[Records]
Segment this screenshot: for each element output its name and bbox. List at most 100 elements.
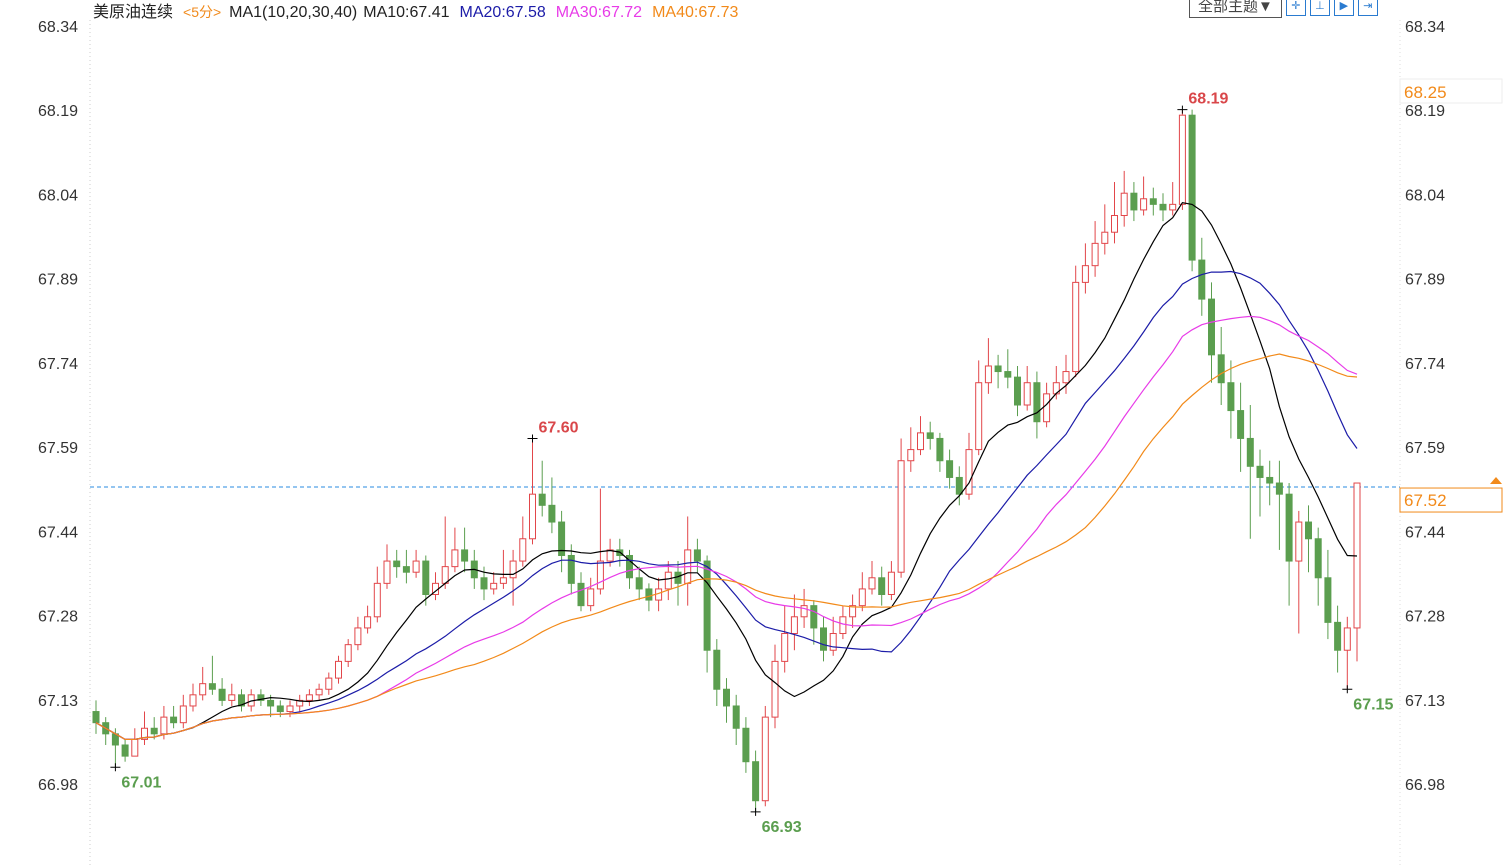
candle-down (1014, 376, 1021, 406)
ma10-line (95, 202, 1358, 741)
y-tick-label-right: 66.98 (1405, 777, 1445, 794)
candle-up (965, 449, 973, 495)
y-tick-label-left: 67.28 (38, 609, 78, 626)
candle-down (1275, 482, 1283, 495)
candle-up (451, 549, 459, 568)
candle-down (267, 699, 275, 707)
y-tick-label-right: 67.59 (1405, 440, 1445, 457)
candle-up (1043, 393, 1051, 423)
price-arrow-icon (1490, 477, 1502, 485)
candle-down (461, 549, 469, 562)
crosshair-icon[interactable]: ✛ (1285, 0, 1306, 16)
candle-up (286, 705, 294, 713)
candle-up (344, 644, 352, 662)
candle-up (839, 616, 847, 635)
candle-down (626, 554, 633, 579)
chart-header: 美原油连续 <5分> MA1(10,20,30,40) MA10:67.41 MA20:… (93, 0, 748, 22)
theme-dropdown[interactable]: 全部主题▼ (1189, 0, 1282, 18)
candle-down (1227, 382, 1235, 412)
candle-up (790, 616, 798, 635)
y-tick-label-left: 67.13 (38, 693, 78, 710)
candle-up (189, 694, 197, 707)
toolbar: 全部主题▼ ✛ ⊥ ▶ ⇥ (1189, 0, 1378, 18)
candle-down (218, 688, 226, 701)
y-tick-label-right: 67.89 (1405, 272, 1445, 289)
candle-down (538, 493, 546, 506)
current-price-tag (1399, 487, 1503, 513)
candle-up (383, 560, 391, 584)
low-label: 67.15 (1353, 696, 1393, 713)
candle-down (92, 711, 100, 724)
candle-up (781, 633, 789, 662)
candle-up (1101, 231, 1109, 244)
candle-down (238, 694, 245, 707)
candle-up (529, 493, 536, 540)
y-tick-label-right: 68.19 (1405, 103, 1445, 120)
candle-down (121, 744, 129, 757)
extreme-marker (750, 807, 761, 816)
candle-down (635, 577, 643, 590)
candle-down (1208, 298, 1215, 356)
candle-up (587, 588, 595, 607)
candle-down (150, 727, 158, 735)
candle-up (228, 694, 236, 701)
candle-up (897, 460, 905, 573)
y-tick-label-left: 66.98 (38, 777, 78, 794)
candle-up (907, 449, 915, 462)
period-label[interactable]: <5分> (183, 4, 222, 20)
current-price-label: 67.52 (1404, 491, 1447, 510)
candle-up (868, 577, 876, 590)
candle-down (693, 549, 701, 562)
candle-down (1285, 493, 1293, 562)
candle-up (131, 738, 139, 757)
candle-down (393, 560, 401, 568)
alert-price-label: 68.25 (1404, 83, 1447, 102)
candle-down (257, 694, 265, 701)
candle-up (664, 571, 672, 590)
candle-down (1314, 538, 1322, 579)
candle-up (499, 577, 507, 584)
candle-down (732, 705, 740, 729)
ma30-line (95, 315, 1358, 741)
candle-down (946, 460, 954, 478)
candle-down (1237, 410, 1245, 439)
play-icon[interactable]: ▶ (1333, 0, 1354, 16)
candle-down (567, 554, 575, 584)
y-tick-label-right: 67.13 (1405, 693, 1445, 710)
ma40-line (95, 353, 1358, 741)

## DIRECTION:
Write out every one of the lines above without any changes, but leave out the picture.

## COMPLETED EXERCISE:
Segment this screenshot: for each element output its name and bbox. List at most 100 elements.
candle-down (1014, 376, 1021, 406)
ma10-line (95, 202, 1358, 741)
y-tick-label-right: 66.98 (1405, 777, 1445, 794)
candle-up (965, 449, 973, 495)
y-tick-label-left: 67.28 (38, 609, 78, 626)
candle-down (1275, 482, 1283, 495)
candle-up (451, 549, 459, 568)
candle-down (267, 699, 275, 707)
y-tick-label-right: 67.59 (1405, 440, 1445, 457)
candle-up (1043, 393, 1051, 423)
price-arrow-icon (1490, 477, 1502, 485)
candle-down (461, 549, 469, 562)
crosshair-icon[interactable]: ✛ (1285, 0, 1306, 16)
candle-up (286, 705, 294, 713)
candle-up (344, 644, 352, 662)
candle-up (839, 616, 847, 635)
candle-down (626, 554, 633, 579)
chart-header: 美原油连续 <5分> MA1(10,20,30,40) MA10:67.41 MA20:… (93, 0, 748, 22)
theme-dropdown[interactable]: 全部主题▼ (1189, 0, 1282, 18)
candle-down (1227, 382, 1235, 412)
candle-up (790, 616, 798, 635)
y-tick-label-left: 67.13 (38, 693, 78, 710)
candle-up (189, 694, 197, 707)
toolbar: 全部主题▼ ✛ ⊥ ▶ ⇥ (1189, 0, 1378, 18)
candle-down (218, 688, 226, 701)
y-tick-label-right: 67.89 (1405, 272, 1445, 289)
candle-down (538, 493, 546, 506)
current-price-tag (1399, 487, 1503, 513)
candle-up (383, 560, 391, 584)
low-label: 67.15 (1353, 696, 1393, 713)
candle-down (92, 711, 100, 724)
candle-up (781, 633, 789, 662)
candle-up (1101, 231, 1109, 244)
candle-down (238, 694, 245, 707)
candle-up (529, 493, 536, 540)
y-tick-label-right: 68.19 (1405, 103, 1445, 120)
candle-down (121, 744, 129, 757)
extreme-marker (750, 807, 761, 816)
candle-down (635, 577, 643, 590)
candle-down (1208, 298, 1215, 356)
candle-up (587, 588, 595, 607)
candle-down (150, 727, 158, 735)
candle-up (228, 694, 236, 701)
candle-up (897, 460, 905, 573)
y-tick-label-left: 66.98 (38, 777, 78, 794)
candle-up (907, 449, 915, 462)
period-label[interactable]: <5分> (183, 4, 222, 20)
current-price-label: 67.52 (1404, 491, 1447, 510)
candle-up (868, 577, 876, 590)
candle-down (693, 549, 701, 562)
candle-down (1285, 493, 1293, 562)
candle-up (131, 738, 139, 757)
candle-down (393, 560, 401, 568)
alert-price-label: 68.25 (1404, 83, 1447, 102)
candle-down (257, 694, 265, 701)
candle-up (664, 571, 672, 590)
candle-down (1314, 538, 1322, 579)
candle-up (499, 577, 507, 584)
candle-down (732, 705, 740, 729)
ma30-line (95, 315, 1358, 741)
candle-down (946, 460, 954, 478)
candle-down (1237, 410, 1245, 439)
play-icon[interactable]: ▶ (1333, 0, 1354, 16)
candle-down (567, 554, 575, 584)
y-tick-label-right: 67.13 (1405, 693, 1445, 710)
ma40-line (95, 353, 1358, 741)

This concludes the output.